**AIM:**
Pull out every line below containing the word "creature".

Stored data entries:
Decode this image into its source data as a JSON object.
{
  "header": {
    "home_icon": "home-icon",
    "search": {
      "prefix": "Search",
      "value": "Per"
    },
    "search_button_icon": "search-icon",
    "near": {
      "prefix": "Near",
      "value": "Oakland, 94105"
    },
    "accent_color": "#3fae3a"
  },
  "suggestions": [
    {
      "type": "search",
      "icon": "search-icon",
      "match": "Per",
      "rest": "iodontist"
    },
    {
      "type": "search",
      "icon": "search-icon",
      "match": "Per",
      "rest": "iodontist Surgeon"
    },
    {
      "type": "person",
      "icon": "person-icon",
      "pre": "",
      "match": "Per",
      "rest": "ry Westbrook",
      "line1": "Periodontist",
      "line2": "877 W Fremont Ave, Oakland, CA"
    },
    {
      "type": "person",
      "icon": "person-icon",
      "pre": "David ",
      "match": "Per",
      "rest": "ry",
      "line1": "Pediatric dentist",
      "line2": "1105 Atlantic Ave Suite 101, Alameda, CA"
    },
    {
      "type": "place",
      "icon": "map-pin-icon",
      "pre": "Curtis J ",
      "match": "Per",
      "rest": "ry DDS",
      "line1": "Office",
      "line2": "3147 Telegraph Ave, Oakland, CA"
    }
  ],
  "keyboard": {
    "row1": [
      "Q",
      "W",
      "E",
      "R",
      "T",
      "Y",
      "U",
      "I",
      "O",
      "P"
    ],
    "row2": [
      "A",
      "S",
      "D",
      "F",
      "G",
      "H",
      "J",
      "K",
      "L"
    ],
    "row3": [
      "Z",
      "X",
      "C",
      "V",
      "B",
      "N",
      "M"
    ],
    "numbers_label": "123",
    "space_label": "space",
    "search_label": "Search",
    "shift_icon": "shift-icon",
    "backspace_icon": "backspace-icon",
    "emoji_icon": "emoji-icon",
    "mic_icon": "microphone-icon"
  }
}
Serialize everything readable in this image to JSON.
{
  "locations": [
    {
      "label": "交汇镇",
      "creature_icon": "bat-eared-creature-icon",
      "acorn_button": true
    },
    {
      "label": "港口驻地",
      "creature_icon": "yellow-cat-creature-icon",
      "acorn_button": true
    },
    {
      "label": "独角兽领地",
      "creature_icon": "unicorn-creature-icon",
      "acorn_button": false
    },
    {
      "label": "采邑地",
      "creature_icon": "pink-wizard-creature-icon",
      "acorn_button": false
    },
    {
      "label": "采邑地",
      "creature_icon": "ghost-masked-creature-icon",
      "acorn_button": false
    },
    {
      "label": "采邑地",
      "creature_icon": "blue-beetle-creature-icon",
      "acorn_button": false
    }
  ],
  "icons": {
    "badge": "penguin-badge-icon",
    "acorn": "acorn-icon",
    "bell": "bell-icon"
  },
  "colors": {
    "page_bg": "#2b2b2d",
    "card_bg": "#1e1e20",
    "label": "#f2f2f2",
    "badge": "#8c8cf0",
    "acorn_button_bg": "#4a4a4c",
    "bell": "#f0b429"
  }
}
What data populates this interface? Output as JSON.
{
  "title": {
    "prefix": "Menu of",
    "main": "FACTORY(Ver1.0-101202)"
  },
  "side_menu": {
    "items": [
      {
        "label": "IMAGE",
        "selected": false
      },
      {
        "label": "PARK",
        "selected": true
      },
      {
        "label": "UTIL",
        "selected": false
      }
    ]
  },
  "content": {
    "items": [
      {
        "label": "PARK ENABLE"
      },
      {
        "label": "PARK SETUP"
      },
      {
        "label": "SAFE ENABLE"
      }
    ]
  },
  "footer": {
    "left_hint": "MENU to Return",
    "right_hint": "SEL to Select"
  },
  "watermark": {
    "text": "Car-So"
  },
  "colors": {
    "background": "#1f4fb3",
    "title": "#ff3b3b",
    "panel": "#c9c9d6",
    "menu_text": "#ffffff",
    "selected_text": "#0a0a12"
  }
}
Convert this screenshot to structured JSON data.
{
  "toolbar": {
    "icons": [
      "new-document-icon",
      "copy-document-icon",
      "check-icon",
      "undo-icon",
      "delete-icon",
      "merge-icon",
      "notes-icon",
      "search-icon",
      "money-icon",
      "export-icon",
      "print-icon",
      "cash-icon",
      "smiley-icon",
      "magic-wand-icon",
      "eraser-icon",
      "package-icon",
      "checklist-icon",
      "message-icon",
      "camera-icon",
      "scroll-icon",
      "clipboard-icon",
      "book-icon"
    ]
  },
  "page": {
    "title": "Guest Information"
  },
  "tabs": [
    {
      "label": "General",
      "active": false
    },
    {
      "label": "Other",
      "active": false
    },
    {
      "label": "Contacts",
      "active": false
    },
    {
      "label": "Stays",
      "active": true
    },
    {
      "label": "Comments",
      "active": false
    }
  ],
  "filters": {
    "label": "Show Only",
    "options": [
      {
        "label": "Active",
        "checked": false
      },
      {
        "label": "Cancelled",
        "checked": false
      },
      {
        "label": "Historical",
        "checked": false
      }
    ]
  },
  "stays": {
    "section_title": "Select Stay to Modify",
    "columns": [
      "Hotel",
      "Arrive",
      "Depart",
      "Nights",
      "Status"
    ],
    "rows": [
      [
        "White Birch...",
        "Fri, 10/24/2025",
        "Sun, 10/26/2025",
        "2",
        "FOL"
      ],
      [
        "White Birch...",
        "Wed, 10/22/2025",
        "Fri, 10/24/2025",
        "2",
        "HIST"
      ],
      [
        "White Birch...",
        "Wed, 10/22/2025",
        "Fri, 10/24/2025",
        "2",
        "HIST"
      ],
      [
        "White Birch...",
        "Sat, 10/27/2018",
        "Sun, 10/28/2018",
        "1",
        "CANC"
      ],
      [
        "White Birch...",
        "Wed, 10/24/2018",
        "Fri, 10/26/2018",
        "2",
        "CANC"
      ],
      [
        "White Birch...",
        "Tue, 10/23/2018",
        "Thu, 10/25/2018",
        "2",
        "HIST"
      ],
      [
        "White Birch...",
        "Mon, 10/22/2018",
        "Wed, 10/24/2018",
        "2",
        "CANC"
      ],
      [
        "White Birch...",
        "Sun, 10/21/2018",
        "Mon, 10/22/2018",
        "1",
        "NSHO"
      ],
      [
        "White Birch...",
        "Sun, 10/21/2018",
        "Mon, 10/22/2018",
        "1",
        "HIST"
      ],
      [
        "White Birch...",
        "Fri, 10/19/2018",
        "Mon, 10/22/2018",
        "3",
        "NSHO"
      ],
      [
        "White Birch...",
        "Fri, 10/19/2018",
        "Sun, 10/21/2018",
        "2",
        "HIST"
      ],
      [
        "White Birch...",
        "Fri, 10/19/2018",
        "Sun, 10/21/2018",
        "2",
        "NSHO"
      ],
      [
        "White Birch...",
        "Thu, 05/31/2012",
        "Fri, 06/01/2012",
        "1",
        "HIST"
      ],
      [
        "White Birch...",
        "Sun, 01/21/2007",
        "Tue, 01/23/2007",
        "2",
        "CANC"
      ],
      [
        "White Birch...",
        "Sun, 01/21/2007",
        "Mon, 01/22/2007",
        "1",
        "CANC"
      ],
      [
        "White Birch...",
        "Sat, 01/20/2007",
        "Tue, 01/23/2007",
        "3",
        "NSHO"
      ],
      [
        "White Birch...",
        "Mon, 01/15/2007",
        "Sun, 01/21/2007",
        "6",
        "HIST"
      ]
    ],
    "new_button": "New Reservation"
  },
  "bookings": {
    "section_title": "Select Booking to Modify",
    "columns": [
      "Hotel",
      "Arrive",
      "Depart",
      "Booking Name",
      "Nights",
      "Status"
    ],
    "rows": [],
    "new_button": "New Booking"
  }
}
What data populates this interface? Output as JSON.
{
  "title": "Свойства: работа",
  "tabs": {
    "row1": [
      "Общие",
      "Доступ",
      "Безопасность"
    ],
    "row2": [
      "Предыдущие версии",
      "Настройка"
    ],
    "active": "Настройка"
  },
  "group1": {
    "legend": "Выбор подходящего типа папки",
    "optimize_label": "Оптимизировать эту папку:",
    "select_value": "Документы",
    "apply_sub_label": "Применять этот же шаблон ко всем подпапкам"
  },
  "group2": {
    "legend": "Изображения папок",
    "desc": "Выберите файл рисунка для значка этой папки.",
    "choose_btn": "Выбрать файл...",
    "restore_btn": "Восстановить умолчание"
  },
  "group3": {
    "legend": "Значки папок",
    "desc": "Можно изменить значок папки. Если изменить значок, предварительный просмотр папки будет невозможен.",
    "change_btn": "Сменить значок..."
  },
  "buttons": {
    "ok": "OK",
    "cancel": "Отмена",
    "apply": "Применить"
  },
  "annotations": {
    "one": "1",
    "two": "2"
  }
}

**FULL SOLUTION:**
      "creature_icon": "bat-eared-creature-icon",
      "creature_icon": "yellow-cat-creature-icon",
      "creature_icon": "unicorn-creature-icon",
      "creature_icon": "pink-wizard-creature-icon",
      "creature_icon": "ghost-masked-creature-icon",
      "creature_icon": "blue-beetle-creature-icon",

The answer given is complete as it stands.